● Do this
Answer with one number: how many lines hold "फलटण".

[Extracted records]
▼▼▼
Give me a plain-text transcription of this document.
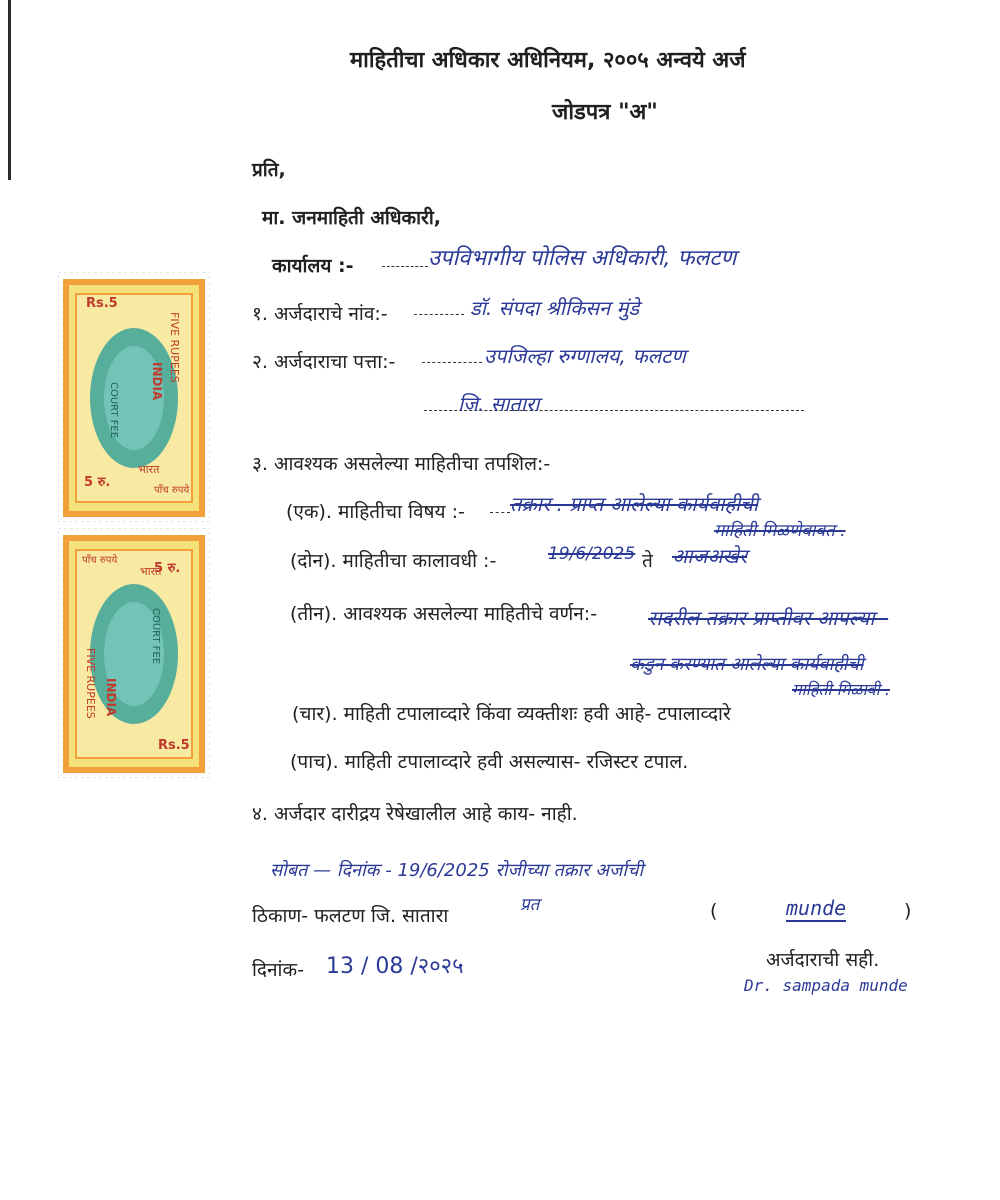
माहितीचा अधिकार अधिनियम, २००५ अन्वये अर्ज
जोडपत्र "अ"
प्रति,
मा. जनमाहिती अधिकारी,
कार्यालय :-	उपविभागीय पोलिस अधिकारी, फलटण
१. अर्जदाराचे नांव:-	डॉ. संपदा श्रीकिसन मुंडे
२. अर्जदाराचा पत्ता:-	उपजिल्हा रुग्णालय, फलटण
जि. सातारा
३. आवश्यक असलेल्या माहितीचा तपशिल:-
(एक). माहितीचा विषय :- तक्रार . प्राप्त आलेल्या कार्यवाहीची
माहिती मिळणेबाबत .
(दोन). माहितीचा कालावधी :-	19/6/2025 ते आजअखेर
(तीन). आवश्यक असलेल्या माहितीचे वर्णन:-	सदरील तक्रार प्राप्तीवर आपल्या -
कडुन करण्यात आलेल्या कार्यवाहीची
माहिती मिळावी .
(चार). माहिती टपालाव्दारे किंवा व्यक्तीशः हवी आहे- टपालाव्दारे
(पाच). माहिती टपालाव्दारे हवी असल्यास- रजिस्टर टपाल.
४. अर्जदार दारीद्रय रेषेखालील आहे काय- नाही.
सोबत — दिनांक - 19/6/2025 रोजीच्या तक्रार अर्जाची
प्रत
ठिकाण- फलटण जि. सातारा	(	munde	)
दिनांक- 13 / 08 /२०२५	अर्जदाराची सही.
Dr. sampada munde
Rs.5
FIVE RUPEES
INDIA
COURT FEE
5 रु.
भारत
पाँच रुपये
पाँच रुपये
भारत
5 रु.
COURT FEE
FIVE RUPEES INDIA
Rs.5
▲▲▲
● Response below
3